◆ WHAT TO DO ◆
Transcribe the lines below verbatim, skipping the images.

◆ DATA PROVIDED ◆

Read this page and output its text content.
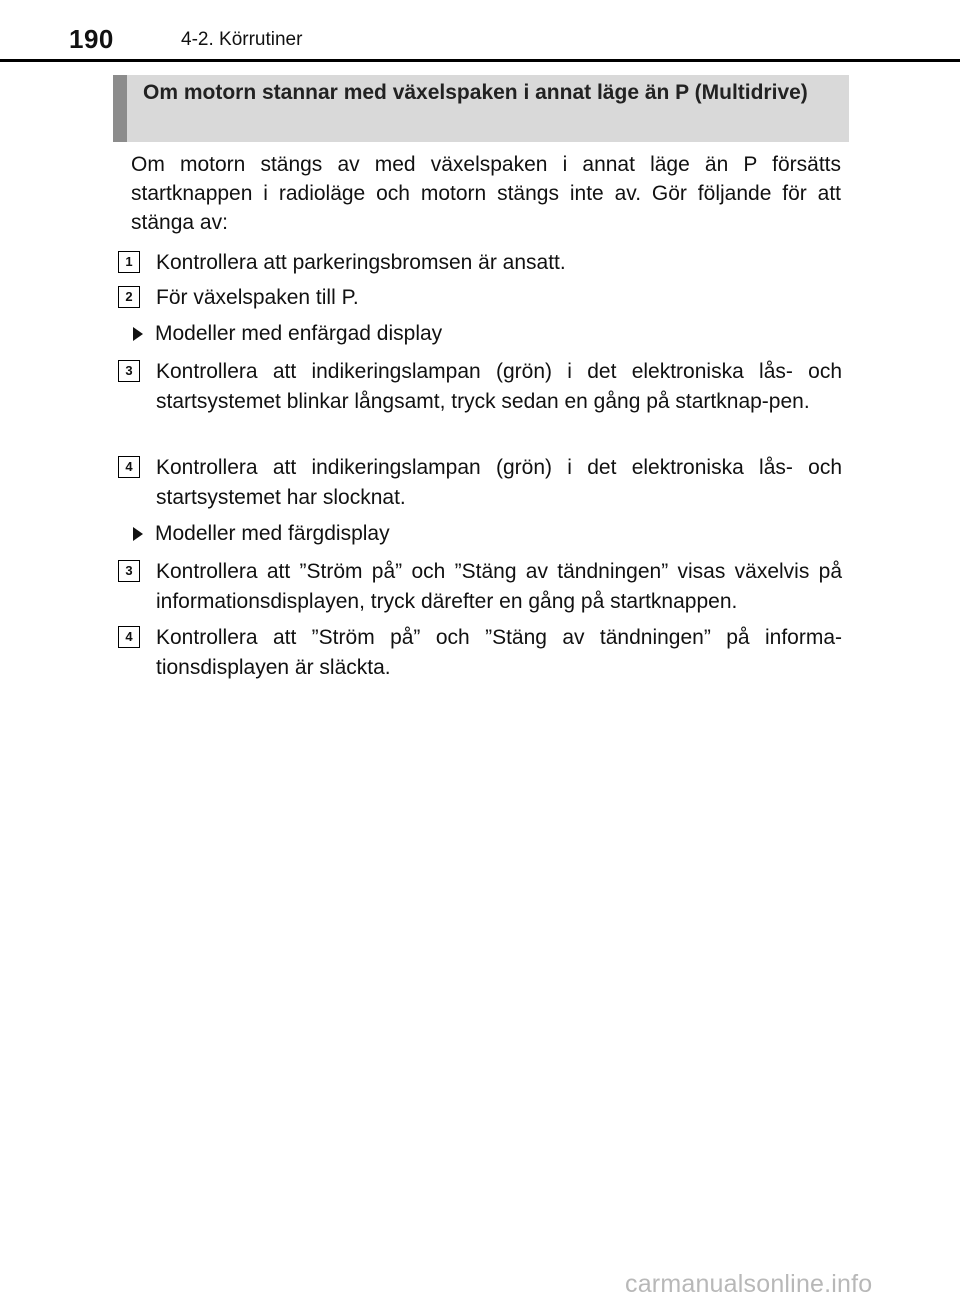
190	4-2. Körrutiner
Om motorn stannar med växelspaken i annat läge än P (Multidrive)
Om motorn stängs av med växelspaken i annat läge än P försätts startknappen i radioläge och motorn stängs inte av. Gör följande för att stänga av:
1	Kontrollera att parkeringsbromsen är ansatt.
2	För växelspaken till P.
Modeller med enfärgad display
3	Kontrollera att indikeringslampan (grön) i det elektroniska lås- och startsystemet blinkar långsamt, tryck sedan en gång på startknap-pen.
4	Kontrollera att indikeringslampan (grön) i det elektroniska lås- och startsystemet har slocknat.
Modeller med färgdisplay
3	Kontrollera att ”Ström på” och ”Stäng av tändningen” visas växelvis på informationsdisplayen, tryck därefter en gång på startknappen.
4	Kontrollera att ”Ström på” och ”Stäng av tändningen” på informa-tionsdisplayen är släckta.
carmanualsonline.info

◆ COMPLETE ANSWER ◆
Read this page and output its text content.
190	4-2. Körrutiner
Om motorn stannar med växelspaken i annat läge än P (Multidrive)
Om motorn stängs av med växelspaken i annat läge än P försätts startknappen i radioläge och motorn stängs inte av. Gör följande för att stänga av:
1	Kontrollera att parkeringsbromsen är ansatt.
2	För växelspaken till P.
Modeller med enfärgad display
3	Kontrollera att indikeringslampan (grön) i det elektroniska lås- och startsystemet blinkar långsamt, tryck sedan en gång på startknap-pen.
4	Kontrollera att indikeringslampan (grön) i det elektroniska lås- och startsystemet har slocknat.
Modeller med färgdisplay
3	Kontrollera att ”Ström på” och ”Stäng av tändningen” visas växelvis på informationsdisplayen, tryck därefter en gång på startknappen.
4	Kontrollera att ”Ström på” och ”Stäng av tändningen” på informa-tionsdisplayen är släckta.
carmanualsonline.info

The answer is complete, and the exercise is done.